__GIVEN PROBLEM__: Reproduce the entries word for word, and omit any picture you find in them.

__DATA EXTRACT__:
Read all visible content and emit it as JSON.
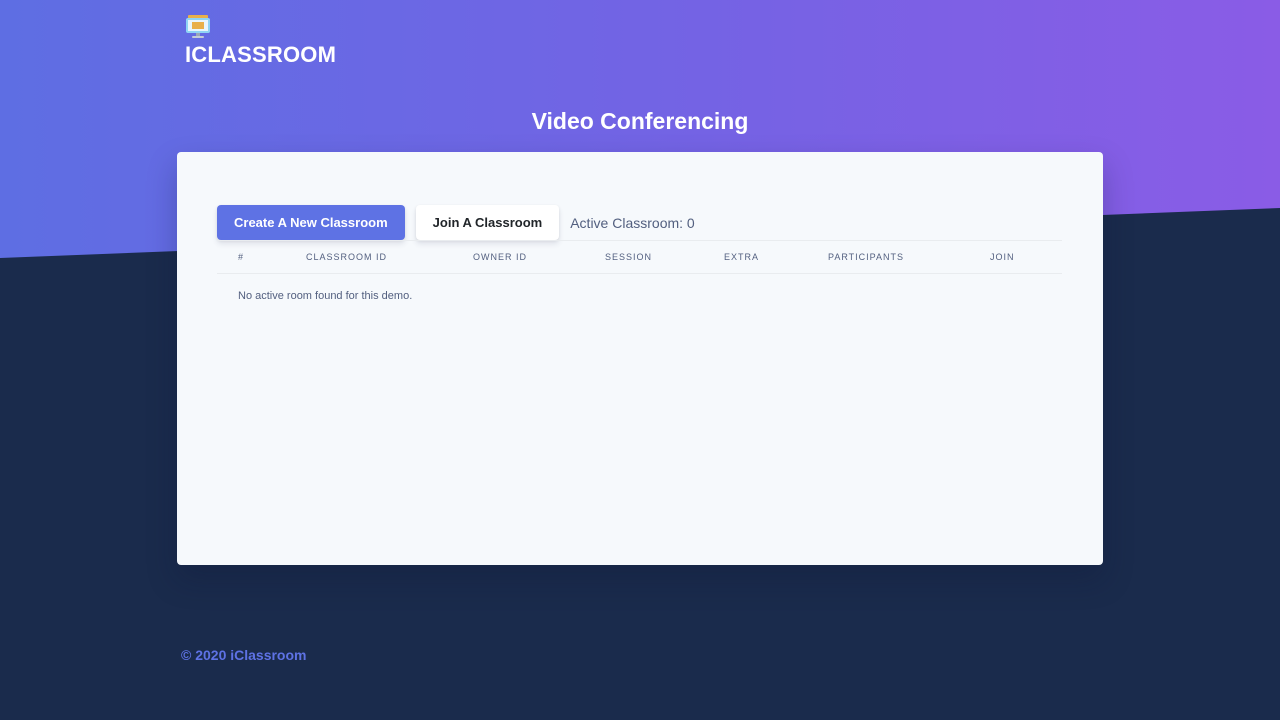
{
  "brand": {
    "name": "ICLASSROOM",
    "icon": "monitor-icon"
  },
  "page": {
    "title": "Video Conferencing"
  },
  "actions": {
    "create_label": "Create A New Classroom",
    "join_label": "Join A Classroom",
    "active_count": "Active Classroom: 0"
  },
  "table": {
    "headers": [
      "#",
      "CLASSROOM ID",
      "OWNER ID",
      "SESSION",
      "EXTRA",
      "PARTICIPANTS",
      "JOIN"
    ],
    "rows": [],
    "empty_message": "No active room found for this demo."
  },
  "footer": {
    "copyright": "© 2020 iClassroom"
  },
  "colors": {
    "primary": "#5e72e4",
    "background_dark": "#1a2b4c",
    "gradient_start": "#5e6ee3",
    "gradient_end": "#8a5ce6",
    "card": "#f6f9fc"
  }
}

__RESPONSE TO THIS TASK__:
Read all visible content and emit it as JSON.
{
  "brand": {
    "name": "ICLASSROOM",
    "icon": "monitor-icon"
  },
  "page": {
    "title": "Video Conferencing"
  },
  "actions": {
    "create_label": "Create A New Classroom",
    "join_label": "Join A Classroom",
    "active_count": "Active Classroom: 0"
  },
  "table": {
    "headers": [
      "#",
      "CLASSROOM ID",
      "OWNER ID",
      "SESSION",
      "EXTRA",
      "PARTICIPANTS",
      "JOIN"
    ],
    "rows": [],
    "empty_message": "No active room found for this demo."
  },
  "footer": {
    "copyright": "© 2020 iClassroom"
  },
  "colors": {
    "primary": "#5e72e4",
    "background_dark": "#1a2b4c",
    "gradient_start": "#5e6ee3",
    "gradient_end": "#8a5ce6",
    "card": "#f6f9fc"
  }
}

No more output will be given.